**Requirement**
Return, word for word, every line that follows.

+++++

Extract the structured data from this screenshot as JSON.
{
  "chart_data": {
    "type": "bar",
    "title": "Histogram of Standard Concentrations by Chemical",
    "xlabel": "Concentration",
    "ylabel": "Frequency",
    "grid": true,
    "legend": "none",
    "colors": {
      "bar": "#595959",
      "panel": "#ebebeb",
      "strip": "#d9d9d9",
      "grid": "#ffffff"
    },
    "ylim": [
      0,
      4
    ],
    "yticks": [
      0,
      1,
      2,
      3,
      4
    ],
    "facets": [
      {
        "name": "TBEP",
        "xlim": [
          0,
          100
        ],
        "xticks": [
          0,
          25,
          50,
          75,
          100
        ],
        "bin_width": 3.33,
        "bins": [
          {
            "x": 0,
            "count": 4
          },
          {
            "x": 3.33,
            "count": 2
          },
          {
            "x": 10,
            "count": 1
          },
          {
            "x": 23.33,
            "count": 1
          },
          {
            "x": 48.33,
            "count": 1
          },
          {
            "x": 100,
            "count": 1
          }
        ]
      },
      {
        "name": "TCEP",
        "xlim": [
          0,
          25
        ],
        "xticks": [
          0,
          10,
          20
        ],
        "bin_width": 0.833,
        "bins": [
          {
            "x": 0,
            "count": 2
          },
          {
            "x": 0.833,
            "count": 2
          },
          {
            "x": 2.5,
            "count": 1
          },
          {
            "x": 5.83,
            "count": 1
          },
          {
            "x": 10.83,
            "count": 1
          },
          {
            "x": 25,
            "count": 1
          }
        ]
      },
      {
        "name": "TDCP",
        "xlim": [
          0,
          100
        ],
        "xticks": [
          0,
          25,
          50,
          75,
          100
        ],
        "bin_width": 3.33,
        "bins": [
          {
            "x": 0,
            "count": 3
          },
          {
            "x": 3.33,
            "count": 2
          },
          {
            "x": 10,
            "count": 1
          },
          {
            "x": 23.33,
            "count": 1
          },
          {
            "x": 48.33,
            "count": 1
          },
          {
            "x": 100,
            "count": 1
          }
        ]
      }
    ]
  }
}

+++++

**Exercise result**
Extract the structured data from this screenshot as JSON.
{
  "chart_data": {
    "type": "bar",
    "title": "Histogram of Standard Concentrations by Chemical",
    "xlabel": "Concentration",
    "ylabel": "Frequency",
    "grid": true,
    "legend": "none",
    "colors": {
      "bar": "#595959",
      "panel": "#ebebeb",
      "strip": "#d9d9d9",
      "grid": "#ffffff"
    },
    "ylim": [
      0,
      4
    ],
    "yticks": [
      0,
      1,
      2,
      3,
      4
    ],
    "facets": [
      {
        "name": "TBEP",
        "xlim": [
          0,
          100
        ],
        "xticks": [
          0,
          25,
          50,
          75,
          100
        ],
        "bin_width": 3.33,
        "bins": [
          {
            "x": 0,
            "count": 4
          },
          {
            "x": 3.33,
            "count": 2
          },
          {
            "x": 10,
            "count": 1
          },
          {
            "x": 23.33,
            "count": 1
          },
          {
            "x": 48.33,
            "count": 1
          },
          {
            "x": 100,
            "count": 1
          }
        ]
      },
      {
        "name": "TCEP",
        "xlim": [
          0,
          25
        ],
        "xticks": [
          0,
          10,
          20
        ],
        "bin_width": 0.833,
        "bins": [
          {
            "x": 0,
            "count": 2
          },
          {
            "x": 0.833,
            "count": 2
          },
          {
            "x": 2.5,
            "count": 1
          },
          {
            "x": 5.83,
            "count": 1
          },
          {
            "x": 10.83,
            "count": 1
          },
          {
            "x": 25,
            "count": 1
          }
        ]
      },
      {
        "name": "TDCP",
        "xlim": [
          0,
          100
        ],
        "xticks": [
          0,
          25,
          50,
          75,
          100
        ],
        "bin_width": 3.33,
        "bins": [
          {
            "x": 0,
            "count": 3
          },
          {
            "x": 3.33,
            "count": 2
          },
          {
            "x": 10,
            "count": 1
          },
          {
            "x": 23.33,
            "count": 1
          },
          {
            "x": 48.33,
            "count": 1
          },
          {
            "x": 100,
            "count": 1
          }
        ]
      }
    ]
  }
}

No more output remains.